Exercise brief: Extract every record, keeping each one exactly as it is.

==== Exercise inputs ====

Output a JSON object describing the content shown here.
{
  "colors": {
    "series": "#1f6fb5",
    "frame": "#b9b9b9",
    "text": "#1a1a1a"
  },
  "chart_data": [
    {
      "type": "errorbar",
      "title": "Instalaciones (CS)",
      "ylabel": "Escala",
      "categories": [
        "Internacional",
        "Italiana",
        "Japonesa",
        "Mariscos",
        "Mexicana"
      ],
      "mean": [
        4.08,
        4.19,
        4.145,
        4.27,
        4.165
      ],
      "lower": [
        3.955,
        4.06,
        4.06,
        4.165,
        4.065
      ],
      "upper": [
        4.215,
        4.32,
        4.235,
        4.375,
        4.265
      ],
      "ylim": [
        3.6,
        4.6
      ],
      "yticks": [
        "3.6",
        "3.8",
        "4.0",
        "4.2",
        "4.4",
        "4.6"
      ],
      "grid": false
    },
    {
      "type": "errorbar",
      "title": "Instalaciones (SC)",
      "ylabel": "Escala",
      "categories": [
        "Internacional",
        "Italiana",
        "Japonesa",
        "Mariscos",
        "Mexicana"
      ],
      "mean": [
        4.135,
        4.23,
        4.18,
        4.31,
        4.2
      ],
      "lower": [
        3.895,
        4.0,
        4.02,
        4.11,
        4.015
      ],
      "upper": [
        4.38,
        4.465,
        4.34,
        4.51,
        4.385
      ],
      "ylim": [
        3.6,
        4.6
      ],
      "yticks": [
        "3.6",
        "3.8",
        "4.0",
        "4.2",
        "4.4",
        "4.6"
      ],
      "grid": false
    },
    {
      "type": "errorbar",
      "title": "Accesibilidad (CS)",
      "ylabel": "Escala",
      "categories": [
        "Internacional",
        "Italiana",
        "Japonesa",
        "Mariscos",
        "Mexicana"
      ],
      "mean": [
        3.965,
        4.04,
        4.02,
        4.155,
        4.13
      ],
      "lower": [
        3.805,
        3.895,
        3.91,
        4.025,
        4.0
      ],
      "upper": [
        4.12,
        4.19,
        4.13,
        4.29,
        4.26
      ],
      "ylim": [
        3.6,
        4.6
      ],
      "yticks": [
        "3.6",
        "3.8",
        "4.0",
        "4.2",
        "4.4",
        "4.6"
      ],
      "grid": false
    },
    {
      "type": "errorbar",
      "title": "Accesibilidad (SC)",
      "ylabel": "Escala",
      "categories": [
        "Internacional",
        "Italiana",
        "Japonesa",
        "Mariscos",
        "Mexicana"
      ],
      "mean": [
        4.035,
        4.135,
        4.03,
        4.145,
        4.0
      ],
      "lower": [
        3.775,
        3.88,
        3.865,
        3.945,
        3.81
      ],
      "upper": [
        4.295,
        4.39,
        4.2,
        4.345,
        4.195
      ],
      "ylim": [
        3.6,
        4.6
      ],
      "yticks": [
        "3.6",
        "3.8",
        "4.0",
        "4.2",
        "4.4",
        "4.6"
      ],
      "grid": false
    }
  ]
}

====

Solution to this problem:
Output a JSON object describing the content shown here.
{
  "colors": {
    "series": "#1f6fb5",
    "frame": "#b9b9b9",
    "text": "#1a1a1a"
  },
  "chart_data": [
    {
      "type": "errorbar",
      "title": "Instalaciones (CS)",
      "ylabel": "Escala",
      "categories": [
        "Internacional",
        "Italiana",
        "Japonesa",
        "Mariscos",
        "Mexicana"
      ],
      "mean": [
        4.08,
        4.19,
        4.145,
        4.27,
        4.165
      ],
      "lower": [
        3.955,
        4.06,
        4.06,
        4.165,
        4.065
      ],
      "upper": [
        4.215,
        4.32,
        4.235,
        4.375,
        4.265
      ],
      "ylim": [
        3.6,
        4.6
      ],
      "yticks": [
        "3.6",
        "3.8",
        "4.0",
        "4.2",
        "4.4",
        "4.6"
      ],
      "grid": false
    },
    {
      "type": "errorbar",
      "title": "Instalaciones (SC)",
      "ylabel": "Escala",
      "categories": [
        "Internacional",
        "Italiana",
        "Japonesa",
        "Mariscos",
        "Mexicana"
      ],
      "mean": [
        4.135,
        4.23,
        4.18,
        4.31,
        4.2
      ],
      "lower": [
        3.895,
        4.0,
        4.02,
        4.11,
        4.015
      ],
      "upper": [
        4.38,
        4.465,
        4.34,
        4.51,
        4.385
      ],
      "ylim": [
        3.6,
        4.6
      ],
      "yticks": [
        "3.6",
        "3.8",
        "4.0",
        "4.2",
        "4.4",
        "4.6"
      ],
      "grid": false
    },
    {
      "type": "errorbar",
      "title": "Accesibilidad (CS)",
      "ylabel": "Escala",
      "categories": [
        "Internacional",
        "Italiana",
        "Japonesa",
        "Mariscos",
        "Mexicana"
      ],
      "mean": [
        3.965,
        4.04,
        4.02,
        4.155,
        4.13
      ],
      "lower": [
        3.805,
        3.895,
        3.91,
        4.025,
        4.0
      ],
      "upper": [
        4.12,
        4.19,
        4.13,
        4.29,
        4.26
      ],
      "ylim": [
        3.6,
        4.6
      ],
      "yticks": [
        "3.6",
        "3.8",
        "4.0",
        "4.2",
        "4.4",
        "4.6"
      ],
      "grid": false
    },
    {
      "type": "errorbar",
      "title": "Accesibilidad (SC)",
      "ylabel": "Escala",
      "categories": [
        "Internacional",
        "Italiana",
        "Japonesa",
        "Mariscos",
        "Mexicana"
      ],
      "mean": [
        4.035,
        4.135,
        4.03,
        4.145,
        4.0
      ],
      "lower": [
        3.775,
        3.88,
        3.865,
        3.945,
        3.81
      ],
      "upper": [
        4.295,
        4.39,
        4.2,
        4.345,
        4.195
      ],
      "ylim": [
        3.6,
        4.6
      ],
      "yticks": [
        "3.6",
        "3.8",
        "4.0",
        "4.2",
        "4.4",
        "4.6"
      ],
      "grid": false
    }
  ]
}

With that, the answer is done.